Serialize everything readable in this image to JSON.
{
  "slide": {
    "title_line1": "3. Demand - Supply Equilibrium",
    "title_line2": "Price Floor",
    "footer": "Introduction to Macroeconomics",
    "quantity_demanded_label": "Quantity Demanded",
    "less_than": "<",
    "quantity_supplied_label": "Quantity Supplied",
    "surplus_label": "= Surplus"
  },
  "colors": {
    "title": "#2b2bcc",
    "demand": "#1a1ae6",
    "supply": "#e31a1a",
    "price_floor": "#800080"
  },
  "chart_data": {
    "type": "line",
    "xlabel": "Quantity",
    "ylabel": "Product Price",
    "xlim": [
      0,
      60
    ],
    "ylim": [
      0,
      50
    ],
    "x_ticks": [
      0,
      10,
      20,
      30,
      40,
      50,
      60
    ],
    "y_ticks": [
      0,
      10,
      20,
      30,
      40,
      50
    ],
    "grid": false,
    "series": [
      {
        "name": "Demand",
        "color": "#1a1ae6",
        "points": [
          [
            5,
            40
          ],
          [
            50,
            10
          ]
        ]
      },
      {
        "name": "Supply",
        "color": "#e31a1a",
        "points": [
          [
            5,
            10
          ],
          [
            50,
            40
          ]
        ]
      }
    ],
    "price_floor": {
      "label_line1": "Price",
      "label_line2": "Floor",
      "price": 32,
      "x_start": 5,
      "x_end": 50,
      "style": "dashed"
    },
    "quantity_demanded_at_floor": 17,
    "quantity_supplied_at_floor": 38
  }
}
-.-.-
Directive:
Copy out the full listing exactly.

Output of the task:
Serialize everything readable in this image to JSON.
{
  "slide": {
    "title_line1": "3. Demand - Supply Equilibrium",
    "title_line2": "Price Floor",
    "footer": "Introduction to Macroeconomics",
    "quantity_demanded_label": "Quantity Demanded",
    "less_than": "<",
    "quantity_supplied_label": "Quantity Supplied",
    "surplus_label": "= Surplus"
  },
  "colors": {
    "title": "#2b2bcc",
    "demand": "#1a1ae6",
    "supply": "#e31a1a",
    "price_floor": "#800080"
  },
  "chart_data": {
    "type": "line",
    "xlabel": "Quantity",
    "ylabel": "Product Price",
    "xlim": [
      0,
      60
    ],
    "ylim": [
      0,
      50
    ],
    "x_ticks": [
      0,
      10,
      20,
      30,
      40,
      50,
      60
    ],
    "y_ticks": [
      0,
      10,
      20,
      30,
      40,
      50
    ],
    "grid": false,
    "series": [
      {
        "name": "Demand",
        "color": "#1a1ae6",
        "points": [
          [
            5,
            40
          ],
          [
            50,
            10
          ]
        ]
      },
      {
        "name": "Supply",
        "color": "#e31a1a",
        "points": [
          [
            5,
            10
          ],
          [
            50,
            40
          ]
        ]
      }
    ],
    "price_floor": {
      "label_line1": "Price",
      "label_line2": "Floor",
      "price": 32,
      "x_start": 5,
      "x_end": 50,
      "style": "dashed"
    },
    "quantity_demanded_at_floor": 17,
    "quantity_supplied_at_floor": 38
  }
}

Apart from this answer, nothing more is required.